DIRECTIONS FOR THIS TASK :: Records follow. Copy every line with "sectores".

SUPPLIED DATA ::
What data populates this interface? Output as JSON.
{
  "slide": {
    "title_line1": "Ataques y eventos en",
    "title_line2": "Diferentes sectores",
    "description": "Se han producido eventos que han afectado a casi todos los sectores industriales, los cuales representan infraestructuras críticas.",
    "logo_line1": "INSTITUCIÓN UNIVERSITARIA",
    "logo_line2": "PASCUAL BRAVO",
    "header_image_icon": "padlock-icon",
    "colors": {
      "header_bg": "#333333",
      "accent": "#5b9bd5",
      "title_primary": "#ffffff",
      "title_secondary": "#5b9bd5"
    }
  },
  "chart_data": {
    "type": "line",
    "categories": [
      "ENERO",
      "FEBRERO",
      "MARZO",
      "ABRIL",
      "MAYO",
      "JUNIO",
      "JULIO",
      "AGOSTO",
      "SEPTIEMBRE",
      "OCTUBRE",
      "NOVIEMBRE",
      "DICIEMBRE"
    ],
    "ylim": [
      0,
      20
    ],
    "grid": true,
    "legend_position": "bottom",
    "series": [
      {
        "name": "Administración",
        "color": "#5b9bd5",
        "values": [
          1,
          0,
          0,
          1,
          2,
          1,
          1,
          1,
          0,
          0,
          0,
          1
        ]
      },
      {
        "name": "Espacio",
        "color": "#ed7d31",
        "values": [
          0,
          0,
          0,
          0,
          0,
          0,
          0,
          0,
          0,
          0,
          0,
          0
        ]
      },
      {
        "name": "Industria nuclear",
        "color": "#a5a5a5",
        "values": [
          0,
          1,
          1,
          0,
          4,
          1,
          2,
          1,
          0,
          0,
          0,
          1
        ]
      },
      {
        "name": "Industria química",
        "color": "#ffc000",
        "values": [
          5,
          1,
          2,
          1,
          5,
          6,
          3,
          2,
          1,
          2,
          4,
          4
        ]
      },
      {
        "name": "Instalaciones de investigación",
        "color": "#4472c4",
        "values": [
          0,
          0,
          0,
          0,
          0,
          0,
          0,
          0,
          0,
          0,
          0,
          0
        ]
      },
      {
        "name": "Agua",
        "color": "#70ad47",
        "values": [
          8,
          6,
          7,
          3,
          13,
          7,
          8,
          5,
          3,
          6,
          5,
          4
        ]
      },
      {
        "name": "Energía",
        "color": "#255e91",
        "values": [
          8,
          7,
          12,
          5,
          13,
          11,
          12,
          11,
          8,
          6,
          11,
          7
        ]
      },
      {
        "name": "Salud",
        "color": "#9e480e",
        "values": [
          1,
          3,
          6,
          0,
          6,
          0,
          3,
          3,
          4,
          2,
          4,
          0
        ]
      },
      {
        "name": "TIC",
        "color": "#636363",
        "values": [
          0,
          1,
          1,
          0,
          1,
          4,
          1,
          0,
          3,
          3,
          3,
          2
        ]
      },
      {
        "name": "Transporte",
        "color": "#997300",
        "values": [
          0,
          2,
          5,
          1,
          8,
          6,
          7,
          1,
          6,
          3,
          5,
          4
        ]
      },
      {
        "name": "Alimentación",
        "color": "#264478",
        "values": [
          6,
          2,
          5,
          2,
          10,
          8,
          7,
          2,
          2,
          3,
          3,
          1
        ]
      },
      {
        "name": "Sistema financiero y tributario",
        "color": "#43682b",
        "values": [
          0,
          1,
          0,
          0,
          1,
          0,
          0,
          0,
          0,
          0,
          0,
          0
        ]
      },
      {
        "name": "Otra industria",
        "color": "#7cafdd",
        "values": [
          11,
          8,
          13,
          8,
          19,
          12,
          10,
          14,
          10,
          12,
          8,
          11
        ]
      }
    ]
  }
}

EXERCISE RESULT ::
    "title_line2": "Diferentes sectores",
    "description": "Se han producido eventos que han afectado a casi todos los sectores industriales, los cuales representan infraestructuras críticas.",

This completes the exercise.